- SUPPLIED ENTRIES
++++++++++++++++++++

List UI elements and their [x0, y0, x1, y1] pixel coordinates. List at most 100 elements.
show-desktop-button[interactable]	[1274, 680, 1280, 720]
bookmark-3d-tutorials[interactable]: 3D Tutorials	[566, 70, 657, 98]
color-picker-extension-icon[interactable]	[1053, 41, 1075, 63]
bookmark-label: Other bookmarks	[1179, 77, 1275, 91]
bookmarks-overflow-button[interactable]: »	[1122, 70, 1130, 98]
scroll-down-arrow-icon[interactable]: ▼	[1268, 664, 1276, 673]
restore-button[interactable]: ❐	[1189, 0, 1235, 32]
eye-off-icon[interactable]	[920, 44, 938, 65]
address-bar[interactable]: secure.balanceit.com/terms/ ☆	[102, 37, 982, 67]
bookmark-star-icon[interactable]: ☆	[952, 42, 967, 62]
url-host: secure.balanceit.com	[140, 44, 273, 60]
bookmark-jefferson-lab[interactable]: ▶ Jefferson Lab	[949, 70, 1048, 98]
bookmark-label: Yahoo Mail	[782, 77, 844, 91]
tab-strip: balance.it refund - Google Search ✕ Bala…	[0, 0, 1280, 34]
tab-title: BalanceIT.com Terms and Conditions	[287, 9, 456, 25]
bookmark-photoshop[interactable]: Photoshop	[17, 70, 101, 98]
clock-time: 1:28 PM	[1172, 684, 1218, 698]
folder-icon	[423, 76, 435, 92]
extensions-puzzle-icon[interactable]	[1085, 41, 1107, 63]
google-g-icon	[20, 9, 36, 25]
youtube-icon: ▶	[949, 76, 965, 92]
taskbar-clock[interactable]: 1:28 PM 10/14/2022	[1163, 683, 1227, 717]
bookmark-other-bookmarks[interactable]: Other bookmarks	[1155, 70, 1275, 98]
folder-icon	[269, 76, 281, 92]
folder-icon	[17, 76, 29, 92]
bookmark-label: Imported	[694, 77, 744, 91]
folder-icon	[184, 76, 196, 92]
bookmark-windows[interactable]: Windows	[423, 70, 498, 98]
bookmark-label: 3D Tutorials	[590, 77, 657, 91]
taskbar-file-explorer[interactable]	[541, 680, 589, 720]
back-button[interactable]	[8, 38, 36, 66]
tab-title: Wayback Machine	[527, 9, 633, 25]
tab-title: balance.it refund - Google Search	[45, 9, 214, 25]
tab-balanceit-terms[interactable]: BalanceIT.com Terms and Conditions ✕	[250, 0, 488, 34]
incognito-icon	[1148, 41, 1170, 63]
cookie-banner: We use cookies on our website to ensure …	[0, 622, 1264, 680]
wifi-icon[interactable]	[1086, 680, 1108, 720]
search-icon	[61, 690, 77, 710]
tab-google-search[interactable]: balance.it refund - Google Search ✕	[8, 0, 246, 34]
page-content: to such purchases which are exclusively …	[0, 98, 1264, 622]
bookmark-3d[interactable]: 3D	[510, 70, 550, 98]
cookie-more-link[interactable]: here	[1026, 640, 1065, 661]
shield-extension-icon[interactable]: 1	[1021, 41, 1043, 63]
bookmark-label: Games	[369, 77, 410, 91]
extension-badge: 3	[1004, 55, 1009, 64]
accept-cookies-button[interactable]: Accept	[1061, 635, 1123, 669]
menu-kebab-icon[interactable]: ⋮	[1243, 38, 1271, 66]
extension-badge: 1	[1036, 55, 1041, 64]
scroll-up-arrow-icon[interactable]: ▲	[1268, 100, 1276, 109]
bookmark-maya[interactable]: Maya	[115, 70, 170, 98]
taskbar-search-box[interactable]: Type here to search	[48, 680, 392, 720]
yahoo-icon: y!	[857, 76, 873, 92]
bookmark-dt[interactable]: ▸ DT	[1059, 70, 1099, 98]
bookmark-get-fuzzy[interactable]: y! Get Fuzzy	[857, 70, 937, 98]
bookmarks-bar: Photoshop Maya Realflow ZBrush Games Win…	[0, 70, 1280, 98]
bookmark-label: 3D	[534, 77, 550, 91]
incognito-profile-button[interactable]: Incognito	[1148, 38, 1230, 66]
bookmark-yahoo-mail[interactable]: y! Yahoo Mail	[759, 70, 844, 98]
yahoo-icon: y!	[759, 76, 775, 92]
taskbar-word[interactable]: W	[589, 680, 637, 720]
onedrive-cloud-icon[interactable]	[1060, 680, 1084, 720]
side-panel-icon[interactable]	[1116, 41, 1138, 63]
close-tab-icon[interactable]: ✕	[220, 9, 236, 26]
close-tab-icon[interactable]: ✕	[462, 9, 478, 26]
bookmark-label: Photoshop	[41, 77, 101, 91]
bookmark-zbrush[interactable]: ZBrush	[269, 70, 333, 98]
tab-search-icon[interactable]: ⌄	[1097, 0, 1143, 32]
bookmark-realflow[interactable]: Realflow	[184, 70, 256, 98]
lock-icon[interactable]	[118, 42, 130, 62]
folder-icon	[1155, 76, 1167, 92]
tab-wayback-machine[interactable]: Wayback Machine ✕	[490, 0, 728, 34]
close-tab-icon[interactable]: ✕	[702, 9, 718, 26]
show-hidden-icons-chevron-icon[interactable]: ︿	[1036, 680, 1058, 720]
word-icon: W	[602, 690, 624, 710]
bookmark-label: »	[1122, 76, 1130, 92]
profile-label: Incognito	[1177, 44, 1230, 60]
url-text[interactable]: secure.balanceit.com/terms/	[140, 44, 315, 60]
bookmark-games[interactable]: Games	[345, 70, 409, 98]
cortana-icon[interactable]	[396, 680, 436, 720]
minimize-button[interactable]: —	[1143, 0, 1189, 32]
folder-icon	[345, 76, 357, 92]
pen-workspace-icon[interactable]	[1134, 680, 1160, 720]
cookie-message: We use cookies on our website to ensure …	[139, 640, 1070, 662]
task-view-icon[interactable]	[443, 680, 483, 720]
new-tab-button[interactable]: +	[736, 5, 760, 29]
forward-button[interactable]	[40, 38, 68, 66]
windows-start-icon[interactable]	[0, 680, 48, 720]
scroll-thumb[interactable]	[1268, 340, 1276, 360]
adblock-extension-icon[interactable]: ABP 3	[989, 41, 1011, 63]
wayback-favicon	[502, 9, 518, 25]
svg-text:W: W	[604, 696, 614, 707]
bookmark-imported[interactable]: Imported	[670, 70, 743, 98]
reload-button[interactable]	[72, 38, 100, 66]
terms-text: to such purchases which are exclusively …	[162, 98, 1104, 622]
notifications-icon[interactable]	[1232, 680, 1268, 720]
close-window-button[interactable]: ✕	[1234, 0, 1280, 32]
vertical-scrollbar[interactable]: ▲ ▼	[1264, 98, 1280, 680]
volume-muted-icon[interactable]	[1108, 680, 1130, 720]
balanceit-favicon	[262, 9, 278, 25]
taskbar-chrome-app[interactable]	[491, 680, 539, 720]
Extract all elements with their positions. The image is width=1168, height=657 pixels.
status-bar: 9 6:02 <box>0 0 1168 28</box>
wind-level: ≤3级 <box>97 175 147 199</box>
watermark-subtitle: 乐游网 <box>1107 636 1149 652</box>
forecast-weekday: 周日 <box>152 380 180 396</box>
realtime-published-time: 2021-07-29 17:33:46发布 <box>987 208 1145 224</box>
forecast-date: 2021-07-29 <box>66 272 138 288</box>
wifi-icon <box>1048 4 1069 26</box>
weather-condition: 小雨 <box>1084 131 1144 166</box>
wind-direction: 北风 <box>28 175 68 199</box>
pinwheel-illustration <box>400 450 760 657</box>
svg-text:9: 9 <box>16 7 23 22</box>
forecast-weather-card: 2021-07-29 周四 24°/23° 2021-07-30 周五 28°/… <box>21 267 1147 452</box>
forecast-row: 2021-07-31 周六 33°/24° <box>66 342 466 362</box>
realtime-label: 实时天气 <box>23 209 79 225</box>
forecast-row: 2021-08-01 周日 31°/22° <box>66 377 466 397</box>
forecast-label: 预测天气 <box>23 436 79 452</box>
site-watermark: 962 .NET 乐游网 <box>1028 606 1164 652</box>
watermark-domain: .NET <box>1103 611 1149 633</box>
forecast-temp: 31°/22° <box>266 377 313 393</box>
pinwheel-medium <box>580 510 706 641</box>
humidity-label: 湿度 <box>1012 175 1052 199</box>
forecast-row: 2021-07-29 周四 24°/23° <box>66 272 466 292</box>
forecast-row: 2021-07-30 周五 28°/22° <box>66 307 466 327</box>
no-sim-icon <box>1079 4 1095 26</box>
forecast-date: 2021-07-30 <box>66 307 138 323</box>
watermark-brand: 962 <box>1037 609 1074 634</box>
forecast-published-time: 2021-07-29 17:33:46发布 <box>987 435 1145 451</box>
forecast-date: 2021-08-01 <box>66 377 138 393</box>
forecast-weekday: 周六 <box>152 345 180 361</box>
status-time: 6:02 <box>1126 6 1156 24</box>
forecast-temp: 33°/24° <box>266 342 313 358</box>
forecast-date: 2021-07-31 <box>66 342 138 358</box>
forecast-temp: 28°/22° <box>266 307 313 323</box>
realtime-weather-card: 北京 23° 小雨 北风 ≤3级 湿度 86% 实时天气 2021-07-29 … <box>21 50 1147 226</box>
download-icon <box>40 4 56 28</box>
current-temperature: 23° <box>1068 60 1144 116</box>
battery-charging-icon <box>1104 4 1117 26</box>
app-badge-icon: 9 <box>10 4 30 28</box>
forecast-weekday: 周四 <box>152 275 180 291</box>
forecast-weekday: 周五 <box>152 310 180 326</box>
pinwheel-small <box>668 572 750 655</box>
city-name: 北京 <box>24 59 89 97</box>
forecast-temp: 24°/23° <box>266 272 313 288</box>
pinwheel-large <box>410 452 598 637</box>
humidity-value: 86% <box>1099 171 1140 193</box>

++++++++++++++++++++

- DIRECTIVE
Revise the items from the start through the line containing "37, 982, 67]", changing every "interactable" to "clickable" and leaving everything else unchanged.

- RESPONSE TO THIS TASK
List UI elements and their [x0, y0, x1, y1] pixel coordinates. List at most 100 elements.
show-desktop-button[clickable]	[1274, 680, 1280, 720]
bookmark-3d-tutorials[clickable]: 3D Tutorials	[566, 70, 657, 98]
color-picker-extension-icon[clickable]	[1053, 41, 1075, 63]
bookmark-label: Other bookmarks	[1179, 77, 1275, 91]
bookmarks-overflow-button[clickable]: »	[1122, 70, 1130, 98]
scroll-down-arrow-icon[clickable]: ▼	[1268, 664, 1276, 673]
restore-button[clickable]: ❐	[1189, 0, 1235, 32]
eye-off-icon[clickable]	[920, 44, 938, 65]
address-bar[clickable]: secure.balanceit.com/terms/ ☆	[102, 37, 982, 67]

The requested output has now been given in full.